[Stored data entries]
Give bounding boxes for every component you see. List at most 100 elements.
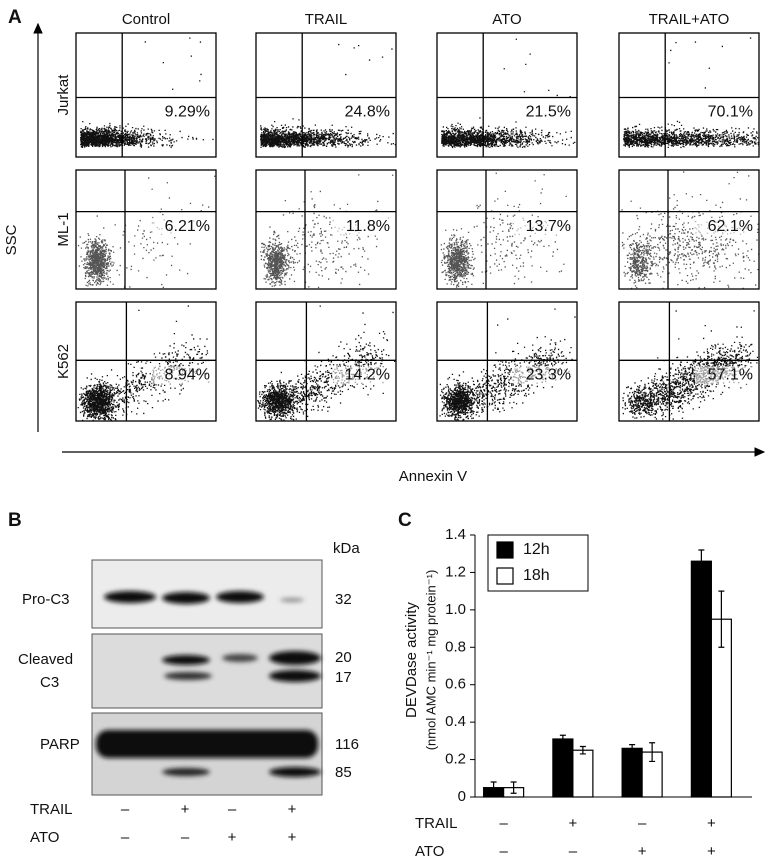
axis-label: SSC <box>3 224 20 255</box>
error-bar <box>649 742 656 763</box>
row-label: K562 <box>55 344 72 379</box>
y-tick-label: 0.4 <box>445 713 466 730</box>
panel-label: B <box>8 510 22 531</box>
event-dots <box>439 308 576 422</box>
y-tick-label: 0.6 <box>445 676 466 693</box>
treatment-sign: – <box>121 829 130 846</box>
label-bg <box>695 217 755 236</box>
marker: 20 <box>335 649 352 666</box>
percentage: 14.2% <box>345 367 390 384</box>
event-dots <box>257 305 396 421</box>
marker: 85 <box>335 764 352 781</box>
event-dots <box>441 38 576 149</box>
plot-frame <box>618 32 760 158</box>
event-dots <box>77 305 210 422</box>
label-bg <box>332 366 392 385</box>
treatment-sign: – <box>569 843 578 860</box>
label-bg <box>332 217 392 236</box>
event-dots <box>623 37 760 149</box>
treatment-sign: + <box>228 829 237 846</box>
label-bg <box>152 103 212 122</box>
marker: 17 <box>335 669 352 686</box>
bar <box>552 738 574 798</box>
treatment-sign: + <box>288 829 297 846</box>
event-dots <box>77 175 216 288</box>
y-tick-label: 0.2 <box>445 751 466 768</box>
label-bg <box>152 366 212 385</box>
error-bar <box>718 590 725 648</box>
label-bg <box>695 366 755 385</box>
panel-label: C <box>398 510 412 531</box>
event-dots <box>80 37 214 148</box>
y-tick-label: 0.8 <box>445 638 466 655</box>
blot-label: Cleaved <box>18 651 73 668</box>
label-bg <box>152 217 212 236</box>
treatment-sign: + <box>638 843 647 860</box>
row-label: Jurkat <box>55 74 72 116</box>
percentage: 6.21% <box>165 218 210 235</box>
column-header: TRAIL <box>305 11 348 28</box>
plot-frame <box>255 32 397 158</box>
error-bar <box>490 781 497 794</box>
treatment-sign: + <box>707 815 716 832</box>
treatment-name: TRAIL <box>30 801 73 818</box>
plot-frame <box>75 32 217 158</box>
plot-frame <box>618 169 760 290</box>
blot-label: Pro-C3 <box>22 591 70 608</box>
label-bg <box>513 103 573 122</box>
legend-label: 18h <box>523 567 550 584</box>
column-header: Control <box>122 11 170 28</box>
treatment-sign: – <box>121 801 130 818</box>
treatment-sign: – <box>638 815 647 832</box>
treatment-sign: + <box>707 843 716 860</box>
bar <box>690 560 712 798</box>
treatment-name: ATO <box>30 829 59 846</box>
plot-frame <box>436 169 578 290</box>
treatment-sign: + <box>568 815 577 832</box>
percentage: 21.5% <box>526 104 571 121</box>
plot-frame <box>436 301 578 422</box>
bands <box>96 591 321 777</box>
row-label: ML-1 <box>55 212 72 246</box>
panel-label: A <box>8 7 22 28</box>
plot-frame <box>75 169 217 290</box>
label-bg <box>513 217 573 236</box>
column-header: ATO <box>492 11 521 28</box>
marker: 32 <box>335 591 352 608</box>
percentage: 13.7% <box>526 218 571 235</box>
plot-frame <box>436 32 578 158</box>
treatment-sign: – <box>181 829 190 846</box>
treatment-sign: – <box>228 801 237 818</box>
error-bar <box>629 744 636 753</box>
percentage: 62.1% <box>708 218 753 235</box>
column-header: TRAIL+ATO <box>649 11 730 28</box>
marker: 116 <box>335 736 359 753</box>
y-tick-label: 1.4 <box>445 526 466 543</box>
treatment-sign: – <box>499 815 508 832</box>
plot-frame <box>75 301 217 422</box>
treatment-name: TRAIL <box>415 815 458 832</box>
treatment-sign: – <box>499 843 508 860</box>
legend-swatch <box>496 567 514 585</box>
axis-label: DEVDase activity <box>403 602 420 718</box>
label-bg <box>513 366 573 385</box>
legend-swatch <box>496 541 514 559</box>
percentage: 9.29% <box>165 104 210 121</box>
y-tick-label: 1.2 <box>445 563 466 580</box>
label-bg <box>332 103 392 122</box>
bar <box>621 747 643 798</box>
y-tick-label: 1.0 <box>445 601 466 618</box>
error-bar <box>698 549 705 574</box>
plot-frame <box>618 301 760 422</box>
label-bg <box>695 103 755 122</box>
error-bar <box>579 745 586 755</box>
percentage: 8.94% <box>165 367 210 384</box>
y-tick-label: 0 <box>458 788 466 805</box>
bar <box>572 749 594 798</box>
treatment-sign: + <box>288 801 297 818</box>
plot-frame <box>255 169 397 290</box>
percentage: 57.1% <box>708 367 753 384</box>
percentage: 70.1% <box>708 104 753 121</box>
axis-label: (nmol AMC min⁻¹ mg protein⁻¹) <box>423 570 438 751</box>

_WORK ITEM_. Copy every line in the records above that contains the word "blot".

_RESULT OF THIS EXERCISE_.
blot-label: Cleaved <box>18 651 73 668</box>
blot-label: Pro-C3 <box>22 591 70 608</box>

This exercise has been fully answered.